*Do this:* Write out every line below that includes the word "true".

*Task input:*

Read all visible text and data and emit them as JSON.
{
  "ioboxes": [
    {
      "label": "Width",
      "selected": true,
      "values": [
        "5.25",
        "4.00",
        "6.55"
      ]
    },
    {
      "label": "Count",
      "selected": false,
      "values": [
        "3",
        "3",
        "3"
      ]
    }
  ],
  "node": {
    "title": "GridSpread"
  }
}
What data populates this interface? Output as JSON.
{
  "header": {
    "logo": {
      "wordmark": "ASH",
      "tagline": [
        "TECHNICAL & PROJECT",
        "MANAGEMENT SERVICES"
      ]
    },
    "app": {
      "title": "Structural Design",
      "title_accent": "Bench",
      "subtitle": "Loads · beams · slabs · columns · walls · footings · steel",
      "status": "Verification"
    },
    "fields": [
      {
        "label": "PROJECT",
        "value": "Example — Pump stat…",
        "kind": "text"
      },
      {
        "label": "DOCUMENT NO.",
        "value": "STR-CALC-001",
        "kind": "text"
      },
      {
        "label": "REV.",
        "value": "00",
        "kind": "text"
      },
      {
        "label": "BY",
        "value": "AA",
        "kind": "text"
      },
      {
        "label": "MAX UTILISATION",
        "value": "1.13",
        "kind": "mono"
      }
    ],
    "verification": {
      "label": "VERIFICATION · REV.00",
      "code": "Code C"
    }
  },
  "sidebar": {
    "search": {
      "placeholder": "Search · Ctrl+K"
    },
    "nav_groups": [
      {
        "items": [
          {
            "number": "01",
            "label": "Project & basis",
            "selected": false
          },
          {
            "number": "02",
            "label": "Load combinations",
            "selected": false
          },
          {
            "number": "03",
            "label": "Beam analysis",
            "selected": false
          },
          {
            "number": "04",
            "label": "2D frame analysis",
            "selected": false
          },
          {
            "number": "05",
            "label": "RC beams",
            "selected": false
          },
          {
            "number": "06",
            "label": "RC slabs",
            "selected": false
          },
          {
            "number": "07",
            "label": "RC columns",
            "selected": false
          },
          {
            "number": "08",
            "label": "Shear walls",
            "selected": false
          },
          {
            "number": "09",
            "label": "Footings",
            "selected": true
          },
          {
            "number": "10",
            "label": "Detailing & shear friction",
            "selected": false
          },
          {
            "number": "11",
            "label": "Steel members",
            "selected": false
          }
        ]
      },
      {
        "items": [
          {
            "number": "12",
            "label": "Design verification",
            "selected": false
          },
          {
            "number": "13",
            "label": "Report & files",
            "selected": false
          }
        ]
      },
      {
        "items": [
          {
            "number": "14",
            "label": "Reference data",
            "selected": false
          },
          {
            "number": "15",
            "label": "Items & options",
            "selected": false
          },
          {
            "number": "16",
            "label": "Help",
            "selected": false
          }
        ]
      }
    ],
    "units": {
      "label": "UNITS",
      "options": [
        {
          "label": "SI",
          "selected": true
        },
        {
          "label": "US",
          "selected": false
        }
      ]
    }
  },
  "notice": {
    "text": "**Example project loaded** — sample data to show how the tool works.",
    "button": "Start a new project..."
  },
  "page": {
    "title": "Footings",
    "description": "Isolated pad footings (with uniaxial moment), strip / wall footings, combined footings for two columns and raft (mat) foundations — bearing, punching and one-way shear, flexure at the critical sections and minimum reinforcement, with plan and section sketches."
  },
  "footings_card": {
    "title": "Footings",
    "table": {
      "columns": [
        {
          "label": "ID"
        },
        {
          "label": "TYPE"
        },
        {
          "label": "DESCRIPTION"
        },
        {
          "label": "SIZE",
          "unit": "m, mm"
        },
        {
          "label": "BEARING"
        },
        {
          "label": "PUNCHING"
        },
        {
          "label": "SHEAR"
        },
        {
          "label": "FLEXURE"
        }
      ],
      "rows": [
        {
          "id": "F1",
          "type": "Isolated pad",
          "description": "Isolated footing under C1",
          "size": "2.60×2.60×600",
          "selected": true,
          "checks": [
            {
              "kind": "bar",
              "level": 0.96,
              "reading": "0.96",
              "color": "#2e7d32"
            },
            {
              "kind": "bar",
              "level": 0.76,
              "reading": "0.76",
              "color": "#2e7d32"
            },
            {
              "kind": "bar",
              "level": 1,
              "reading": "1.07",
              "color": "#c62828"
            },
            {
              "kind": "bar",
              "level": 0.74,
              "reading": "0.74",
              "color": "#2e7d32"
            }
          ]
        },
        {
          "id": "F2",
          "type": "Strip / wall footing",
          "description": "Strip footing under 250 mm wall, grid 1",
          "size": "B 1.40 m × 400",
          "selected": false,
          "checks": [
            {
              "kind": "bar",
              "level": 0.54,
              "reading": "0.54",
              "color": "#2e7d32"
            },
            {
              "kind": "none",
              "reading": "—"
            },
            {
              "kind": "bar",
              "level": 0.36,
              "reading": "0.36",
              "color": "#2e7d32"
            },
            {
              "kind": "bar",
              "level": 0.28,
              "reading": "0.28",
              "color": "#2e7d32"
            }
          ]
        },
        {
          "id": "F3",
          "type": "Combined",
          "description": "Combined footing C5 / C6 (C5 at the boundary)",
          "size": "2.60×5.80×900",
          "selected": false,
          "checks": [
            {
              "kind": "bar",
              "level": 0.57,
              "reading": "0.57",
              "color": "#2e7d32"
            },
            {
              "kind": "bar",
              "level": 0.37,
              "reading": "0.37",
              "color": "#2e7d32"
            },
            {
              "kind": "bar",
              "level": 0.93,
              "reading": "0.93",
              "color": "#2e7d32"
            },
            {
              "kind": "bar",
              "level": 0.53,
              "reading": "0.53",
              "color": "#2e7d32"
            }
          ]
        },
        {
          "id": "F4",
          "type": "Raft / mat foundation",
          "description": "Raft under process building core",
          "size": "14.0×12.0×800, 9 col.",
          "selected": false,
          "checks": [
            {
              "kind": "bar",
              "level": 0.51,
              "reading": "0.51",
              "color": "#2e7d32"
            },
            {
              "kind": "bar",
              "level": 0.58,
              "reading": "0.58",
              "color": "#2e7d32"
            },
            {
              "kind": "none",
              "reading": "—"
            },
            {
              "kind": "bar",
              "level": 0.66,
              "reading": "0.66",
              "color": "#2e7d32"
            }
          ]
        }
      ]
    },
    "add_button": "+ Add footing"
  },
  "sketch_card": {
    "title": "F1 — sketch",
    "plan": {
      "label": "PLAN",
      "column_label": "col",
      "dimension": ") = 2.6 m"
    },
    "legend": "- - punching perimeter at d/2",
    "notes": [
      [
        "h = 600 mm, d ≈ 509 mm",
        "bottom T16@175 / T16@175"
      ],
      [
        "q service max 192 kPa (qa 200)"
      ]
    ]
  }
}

*Output:*
      "selected": true,
            "selected": true
          "selected": true
          "selected": true,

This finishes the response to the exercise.